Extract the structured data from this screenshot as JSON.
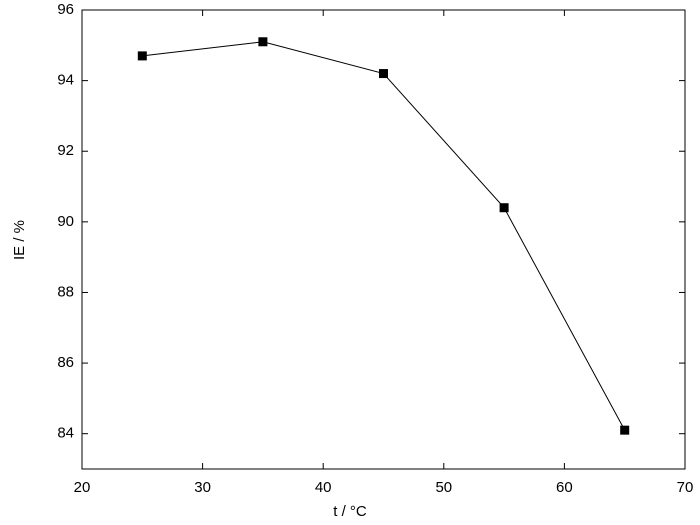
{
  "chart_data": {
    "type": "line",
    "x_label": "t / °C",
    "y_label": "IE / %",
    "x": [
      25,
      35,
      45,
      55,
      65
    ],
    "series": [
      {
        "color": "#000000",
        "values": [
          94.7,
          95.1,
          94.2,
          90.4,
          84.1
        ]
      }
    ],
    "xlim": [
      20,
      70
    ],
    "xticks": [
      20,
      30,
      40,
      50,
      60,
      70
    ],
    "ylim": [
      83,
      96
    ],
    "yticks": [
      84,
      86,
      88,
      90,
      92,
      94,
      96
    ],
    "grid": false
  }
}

········

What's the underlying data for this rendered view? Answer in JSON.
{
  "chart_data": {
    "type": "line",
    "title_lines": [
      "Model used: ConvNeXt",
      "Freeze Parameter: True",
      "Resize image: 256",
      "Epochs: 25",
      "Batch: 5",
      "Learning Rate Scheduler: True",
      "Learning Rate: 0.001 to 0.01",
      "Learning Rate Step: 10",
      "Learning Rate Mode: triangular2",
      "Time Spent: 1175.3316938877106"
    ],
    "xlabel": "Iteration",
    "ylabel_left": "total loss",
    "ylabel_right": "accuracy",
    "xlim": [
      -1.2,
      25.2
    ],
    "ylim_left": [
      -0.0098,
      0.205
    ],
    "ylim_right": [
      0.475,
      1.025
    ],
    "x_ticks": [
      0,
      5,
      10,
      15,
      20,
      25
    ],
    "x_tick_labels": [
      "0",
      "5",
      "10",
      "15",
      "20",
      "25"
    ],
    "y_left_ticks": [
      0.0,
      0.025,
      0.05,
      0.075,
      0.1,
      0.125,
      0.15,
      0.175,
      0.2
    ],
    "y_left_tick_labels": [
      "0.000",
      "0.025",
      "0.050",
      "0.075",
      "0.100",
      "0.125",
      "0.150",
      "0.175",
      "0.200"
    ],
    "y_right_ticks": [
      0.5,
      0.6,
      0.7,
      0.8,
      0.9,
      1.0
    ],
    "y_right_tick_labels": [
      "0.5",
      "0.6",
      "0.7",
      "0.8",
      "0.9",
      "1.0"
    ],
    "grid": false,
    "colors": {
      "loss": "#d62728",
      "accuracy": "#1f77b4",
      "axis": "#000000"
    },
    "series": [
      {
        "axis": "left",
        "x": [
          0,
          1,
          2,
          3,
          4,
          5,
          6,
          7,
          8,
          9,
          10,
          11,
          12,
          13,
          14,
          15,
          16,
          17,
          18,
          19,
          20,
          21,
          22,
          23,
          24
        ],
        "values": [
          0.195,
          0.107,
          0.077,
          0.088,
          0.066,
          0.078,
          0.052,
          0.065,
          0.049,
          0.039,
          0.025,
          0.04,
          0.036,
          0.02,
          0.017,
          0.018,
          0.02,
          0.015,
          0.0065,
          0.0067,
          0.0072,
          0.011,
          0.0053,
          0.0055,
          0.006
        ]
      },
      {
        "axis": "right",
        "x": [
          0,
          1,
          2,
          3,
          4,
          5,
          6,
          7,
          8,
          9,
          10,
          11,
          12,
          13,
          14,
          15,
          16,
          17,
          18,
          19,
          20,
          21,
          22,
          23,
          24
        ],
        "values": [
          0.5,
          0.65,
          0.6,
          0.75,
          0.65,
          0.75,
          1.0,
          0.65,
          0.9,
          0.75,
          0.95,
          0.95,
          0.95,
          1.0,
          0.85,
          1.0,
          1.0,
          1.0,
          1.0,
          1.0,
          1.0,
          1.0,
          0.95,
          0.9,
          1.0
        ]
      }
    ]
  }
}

········

TASK GOAL -
In the entries above, find every line holding the word "JSON" and copy it out.

CORRECT ANSWER -
Extract the structured data from this screenshot as JSON.
What's the underlying data for this rendered view? Answer in JSON.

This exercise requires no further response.